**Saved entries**
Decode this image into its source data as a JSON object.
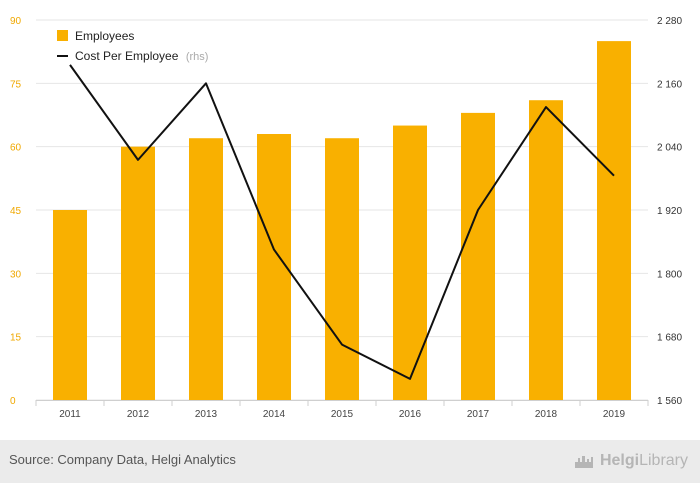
{
  "chart_data": {
    "type": "bar",
    "categories": [
      "2011",
      "2012",
      "2013",
      "2014",
      "2015",
      "2016",
      "2017",
      "2018",
      "2019"
    ],
    "series": [
      {
        "name": "Employees",
        "type": "bar",
        "axis": "left",
        "color": "#f9b000",
        "values": [
          45,
          60,
          62,
          63,
          62,
          65,
          68,
          71,
          85
        ]
      },
      {
        "name": "Cost Per Employee",
        "legend_suffix": "(rhs)",
        "type": "line",
        "axis": "right",
        "color": "#111111",
        "values": [
          2195,
          2015,
          2160,
          1845,
          1665,
          1600,
          1920,
          2115,
          1985
        ]
      }
    ],
    "y_left": {
      "min": 0,
      "max": 90,
      "ticks": [
        "0",
        "15",
        "30",
        "45",
        "60",
        "75",
        "90"
      ],
      "tick_color": "#f0a800"
    },
    "y_right": {
      "min": 1560,
      "max": 2280,
      "ticks": [
        "1 560",
        "1 680",
        "1 800",
        "1 920",
        "2 040",
        "2 160",
        "2 280"
      ]
    },
    "grid": true,
    "legend_position": "top-left"
  },
  "footer": {
    "source": "Source: Company Data, Helgi Analytics",
    "logo_left": "Helgi",
    "logo_right": "Library",
    "logo_icon": "city-skyline-icon"
  }
}
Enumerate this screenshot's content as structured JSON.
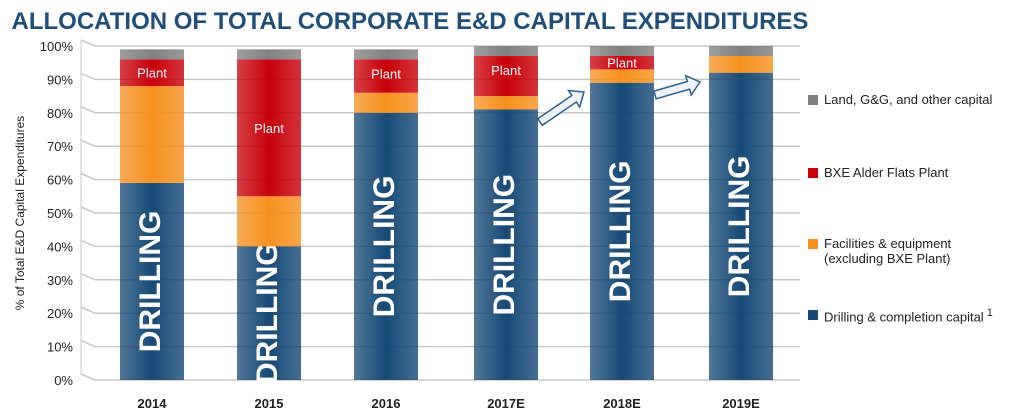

**EXERCISE TASK**
Leave the images out and output the remaining material exactly as it stands.

**SOLUTION TO THE EXERCISE**
Decode this image into its source data as a JSON object.
{
  "chart_data": {
    "type": "bar",
    "categories": [
      "2011",
      "2012",
      "2013",
      "2014",
      "2015",
      "2016",
      "2017",
      "2018",
      "2019"
    ],
    "series": [
      {
        "name": "Employees",
        "type": "bar",
        "axis": "left",
        "color": "#f9b000",
        "values": [
          45,
          60,
          62,
          63,
          62,
          65,
          68,
          71,
          85
        ]
      },
      {
        "name": "Cost Per Employee",
        "legend_suffix": "(rhs)",
        "type": "line",
        "axis": "right",
        "color": "#111111",
        "values": [
          2195,
          2015,
          2160,
          1845,
          1665,
          1600,
          1920,
          2115,
          1985
        ]
      }
    ],
    "y_left": {
      "min": 0,
      "max": 90,
      "ticks": [
        "0",
        "15",
        "30",
        "45",
        "60",
        "75",
        "90"
      ],
      "tick_color": "#f0a800"
    },
    "y_right": {
      "min": 1560,
      "max": 2280,
      "ticks": [
        "1 560",
        "1 680",
        "1 800",
        "1 920",
        "2 040",
        "2 160",
        "2 280"
      ]
    },
    "grid": true,
    "legend_position": "top-left"
  },
  "footer": {
    "source": "Source: Company Data, Helgi Analytics",
    "logo_left": "Helgi",
    "logo_right": "Library",
    "logo_icon": "city-skyline-icon"
  }
}
Enumerate this screenshot's content as structured JSON.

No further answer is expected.